→ **Task brief**
Copy out every record below exactly as written, but leave out any pictures.

-- BEGIN Record set --

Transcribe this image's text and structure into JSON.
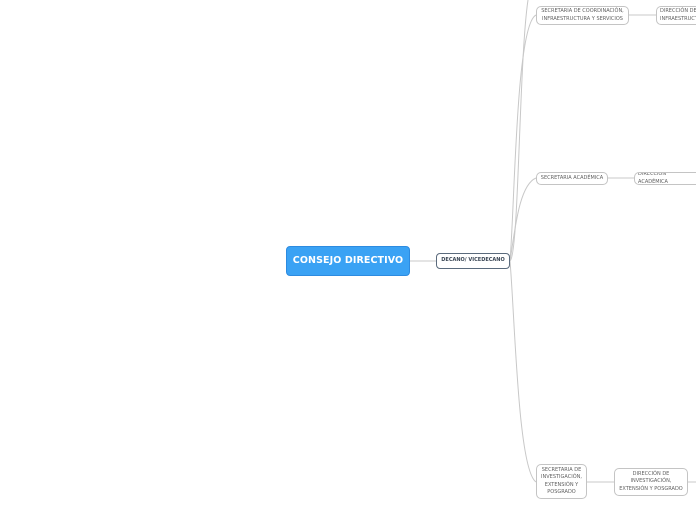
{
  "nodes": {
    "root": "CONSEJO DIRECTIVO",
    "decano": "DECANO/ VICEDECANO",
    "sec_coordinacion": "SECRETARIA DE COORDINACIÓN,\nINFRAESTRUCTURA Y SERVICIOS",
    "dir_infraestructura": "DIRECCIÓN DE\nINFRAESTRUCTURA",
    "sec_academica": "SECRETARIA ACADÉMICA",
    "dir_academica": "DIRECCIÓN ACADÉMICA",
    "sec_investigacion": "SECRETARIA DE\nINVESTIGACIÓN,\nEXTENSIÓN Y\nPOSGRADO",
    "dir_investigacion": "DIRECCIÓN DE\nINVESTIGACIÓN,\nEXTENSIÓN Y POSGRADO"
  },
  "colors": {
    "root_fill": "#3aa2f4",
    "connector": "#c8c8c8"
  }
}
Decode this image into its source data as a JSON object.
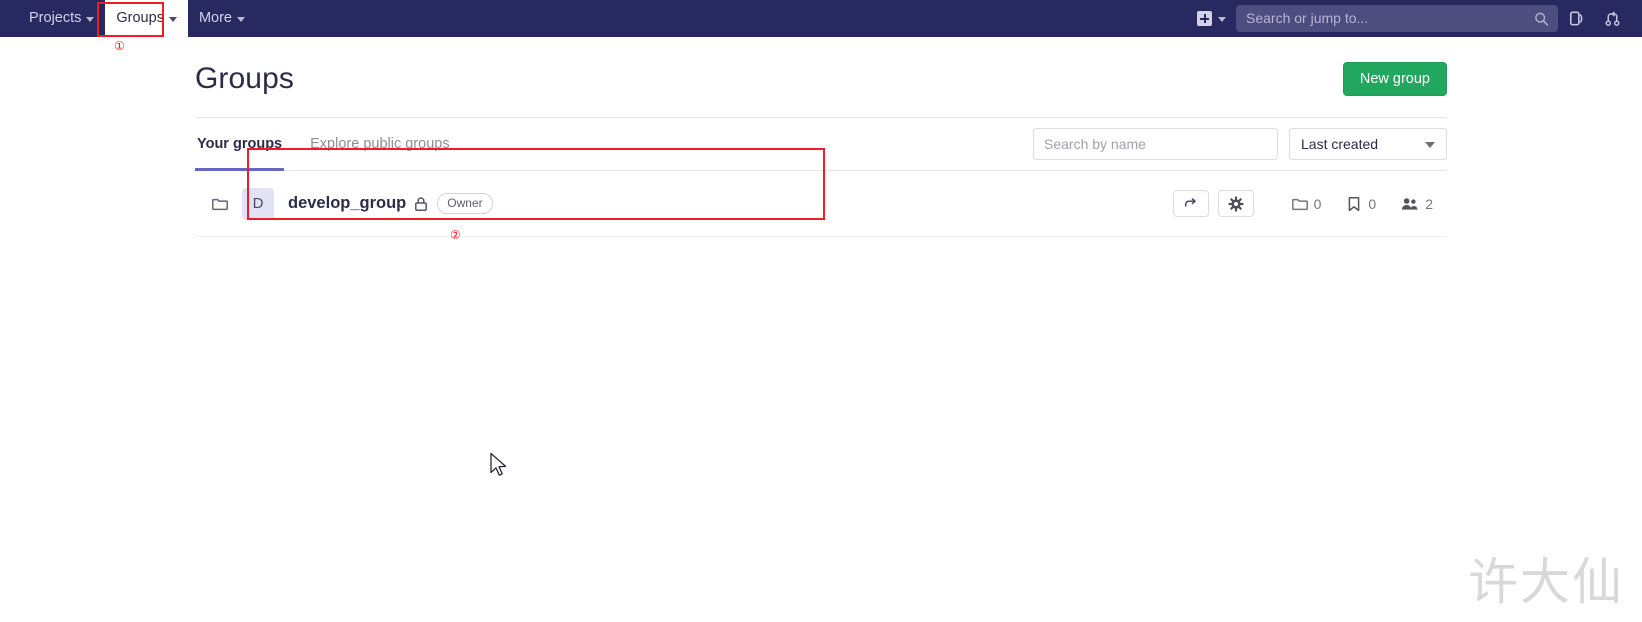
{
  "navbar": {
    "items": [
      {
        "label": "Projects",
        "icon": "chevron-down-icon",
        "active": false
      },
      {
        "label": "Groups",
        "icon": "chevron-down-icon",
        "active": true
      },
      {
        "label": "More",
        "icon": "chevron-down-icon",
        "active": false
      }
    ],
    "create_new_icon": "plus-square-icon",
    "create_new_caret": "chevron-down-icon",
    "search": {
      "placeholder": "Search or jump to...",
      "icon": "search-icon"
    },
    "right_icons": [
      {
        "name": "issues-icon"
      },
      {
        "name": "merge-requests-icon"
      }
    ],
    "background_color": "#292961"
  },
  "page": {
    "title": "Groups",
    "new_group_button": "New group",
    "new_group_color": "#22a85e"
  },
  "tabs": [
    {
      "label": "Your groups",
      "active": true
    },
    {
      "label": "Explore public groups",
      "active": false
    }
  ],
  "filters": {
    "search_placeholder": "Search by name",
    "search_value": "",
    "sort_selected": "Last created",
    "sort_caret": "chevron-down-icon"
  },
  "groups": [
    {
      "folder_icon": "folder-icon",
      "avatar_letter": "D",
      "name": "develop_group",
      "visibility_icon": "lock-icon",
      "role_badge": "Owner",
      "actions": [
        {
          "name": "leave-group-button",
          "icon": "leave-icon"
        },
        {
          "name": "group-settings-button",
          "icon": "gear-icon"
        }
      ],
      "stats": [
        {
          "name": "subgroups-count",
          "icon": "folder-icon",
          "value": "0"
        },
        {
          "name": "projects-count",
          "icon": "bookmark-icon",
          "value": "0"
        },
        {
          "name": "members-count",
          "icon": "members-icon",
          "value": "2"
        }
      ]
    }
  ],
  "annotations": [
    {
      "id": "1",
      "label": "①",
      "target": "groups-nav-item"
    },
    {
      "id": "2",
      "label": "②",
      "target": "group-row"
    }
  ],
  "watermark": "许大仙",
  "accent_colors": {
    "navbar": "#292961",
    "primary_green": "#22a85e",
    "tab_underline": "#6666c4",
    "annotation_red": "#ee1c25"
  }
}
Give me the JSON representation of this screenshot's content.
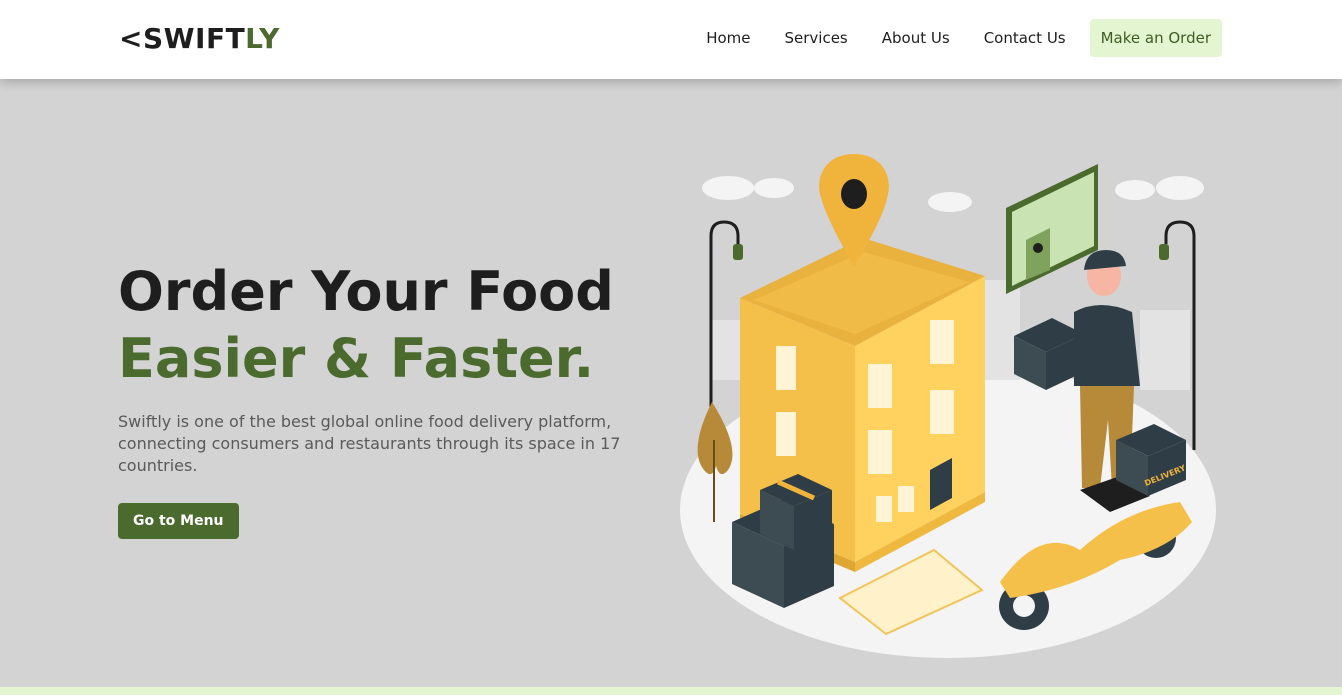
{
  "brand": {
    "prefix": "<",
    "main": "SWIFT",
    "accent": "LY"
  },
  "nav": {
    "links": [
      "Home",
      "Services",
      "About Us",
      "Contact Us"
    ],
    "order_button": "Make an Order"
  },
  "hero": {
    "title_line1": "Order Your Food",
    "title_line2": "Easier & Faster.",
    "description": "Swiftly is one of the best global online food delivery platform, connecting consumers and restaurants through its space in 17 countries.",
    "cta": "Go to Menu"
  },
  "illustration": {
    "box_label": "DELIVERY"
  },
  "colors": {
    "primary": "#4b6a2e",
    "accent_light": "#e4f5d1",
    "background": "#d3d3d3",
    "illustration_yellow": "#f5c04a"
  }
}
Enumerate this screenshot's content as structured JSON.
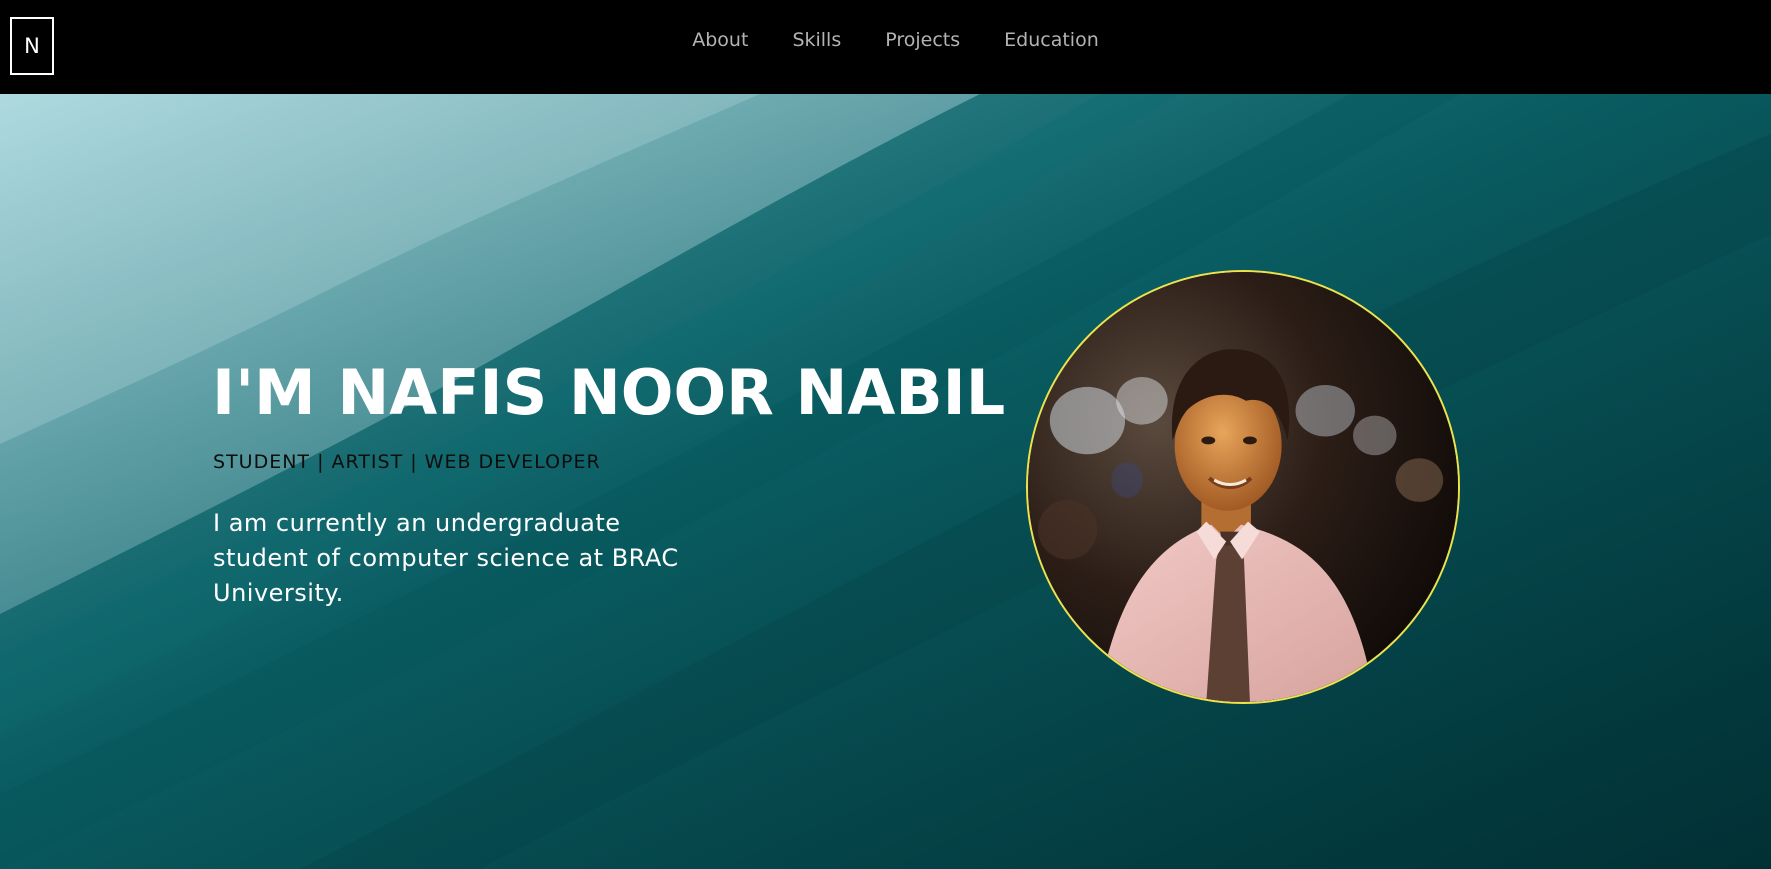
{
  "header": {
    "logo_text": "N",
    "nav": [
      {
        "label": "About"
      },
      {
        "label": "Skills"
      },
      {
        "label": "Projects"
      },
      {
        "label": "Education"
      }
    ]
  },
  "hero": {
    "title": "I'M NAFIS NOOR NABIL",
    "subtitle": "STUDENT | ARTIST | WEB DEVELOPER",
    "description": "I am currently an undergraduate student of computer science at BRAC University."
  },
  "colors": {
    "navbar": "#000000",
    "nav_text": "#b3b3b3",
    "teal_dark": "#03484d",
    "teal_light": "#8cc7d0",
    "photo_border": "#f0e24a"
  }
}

-- END Record set --

→ **Answer for the task**
Transcribe this image's text and structure into JSON.
{
  "nodes": {
    "root": "CONSEJO DIRECTIVO",
    "decano": "DECANO/ VICEDECANO",
    "sec_coordinacion": "SECRETARIA DE COORDINACIÓN,\nINFRAESTRUCTURA Y SERVICIOS",
    "dir_infraestructura": "DIRECCIÓN DE\nINFRAESTRUCTURA",
    "sec_academica": "SECRETARIA ACADÉMICA",
    "dir_academica": "DIRECCIÓN ACADÉMICA",
    "sec_investigacion": "SECRETARIA DE\nINVESTIGACIÓN,\nEXTENSIÓN Y\nPOSGRADO",
    "dir_investigacion": "DIRECCIÓN DE\nINVESTIGACIÓN,\nEXTENSIÓN Y POSGRADO"
  },
  "colors": {
    "root_fill": "#3aa2f4",
    "connector": "#c8c8c8"
  }
}
Decode this image into its source data as a JSON object.
{
  "navbar": {
    "items": [
      {
        "label": "Projects",
        "icon": "chevron-down-icon",
        "active": false
      },
      {
        "label": "Groups",
        "icon": "chevron-down-icon",
        "active": true
      },
      {
        "label": "More",
        "icon": "chevron-down-icon",
        "active": false
      }
    ],
    "create_new_icon": "plus-square-icon",
    "create_new_caret": "chevron-down-icon",
    "search": {
      "placeholder": "Search or jump to...",
      "icon": "search-icon"
    },
    "right_icons": [
      {
        "name": "issues-icon"
      },
      {
        "name": "merge-requests-icon"
      }
    ],
    "background_color": "#292961"
  },
  "page": {
    "title": "Groups",
    "new_group_button": "New group",
    "new_group_color": "#22a85e"
  },
  "tabs": [
    {
      "label": "Your groups",
      "active": true
    },
    {
      "label": "Explore public groups",
      "active": false
    }
  ],
  "filters": {
    "search_placeholder": "Search by name",
    "search_value": "",
    "sort_selected": "Last created",
    "sort_caret": "chevron-down-icon"
  },
  "groups": [
    {
      "folder_icon": "folder-icon",
      "avatar_letter": "D",
      "name": "develop_group",
      "visibility_icon": "lock-icon",
      "role_badge": "Owner",
      "actions": [
        {
          "name": "leave-group-button",
          "icon": "leave-icon"
        },
        {
          "name": "group-settings-button",
          "icon": "gear-icon"
        }
      ],
      "stats": [
        {
          "name": "subgroups-count",
          "icon": "folder-icon",
          "value": "0"
        },
        {
          "name": "projects-count",
          "icon": "bookmark-icon",
          "value": "0"
        },
        {
          "name": "members-count",
          "icon": "members-icon",
          "value": "2"
        }
      ]
    }
  ],
  "annotations": [
    {
      "id": "1",
      "label": "①",
      "target": "groups-nav-item"
    },
    {
      "id": "2",
      "label": "②",
      "target": "group-row"
    }
  ],
  "watermark": "许大仙",
  "accent_colors": {
    "navbar": "#292961",
    "primary_green": "#22a85e",
    "tab_underline": "#6666c4",
    "annotation_red": "#ee1c25"
  }
}
Give me the JSON representation of this screenshot's content.
{
  "brand": {
    "prefix": "<",
    "main": "SWIFT",
    "accent": "LY"
  },
  "nav": {
    "links": [
      "Home",
      "Services",
      "About Us",
      "Contact Us"
    ],
    "order_button": "Make an Order"
  },
  "hero": {
    "title_line1": "Order Your Food",
    "title_line2": "Easier & Faster.",
    "description": "Swiftly is one of the best global online food delivery platform, connecting consumers and restaurants through its space in 17 countries.",
    "cta": "Go to Menu"
  },
  "illustration": {
    "box_label": "DELIVERY"
  },
  "colors": {
    "primary": "#4b6a2e",
    "accent_light": "#e4f5d1",
    "background": "#d3d3d3",
    "illustration_yellow": "#f5c04a"
  }
}
Enumerate this screenshot's content as structured JSON.
{
  "header": {
    "logo_text": "N",
    "nav": [
      {
        "label": "About"
      },
      {
        "label": "Skills"
      },
      {
        "label": "Projects"
      },
      {
        "label": "Education"
      }
    ]
  },
  "hero": {
    "title": "I'M NAFIS NOOR NABIL",
    "subtitle": "STUDENT | ARTIST | WEB DEVELOPER",
    "description": "I am currently an undergraduate student of computer science at BRAC University."
  },
  "colors": {
    "navbar": "#000000",
    "nav_text": "#b3b3b3",
    "teal_dark": "#03484d",
    "teal_light": "#8cc7d0",
    "photo_border": "#f0e24a"
  }
}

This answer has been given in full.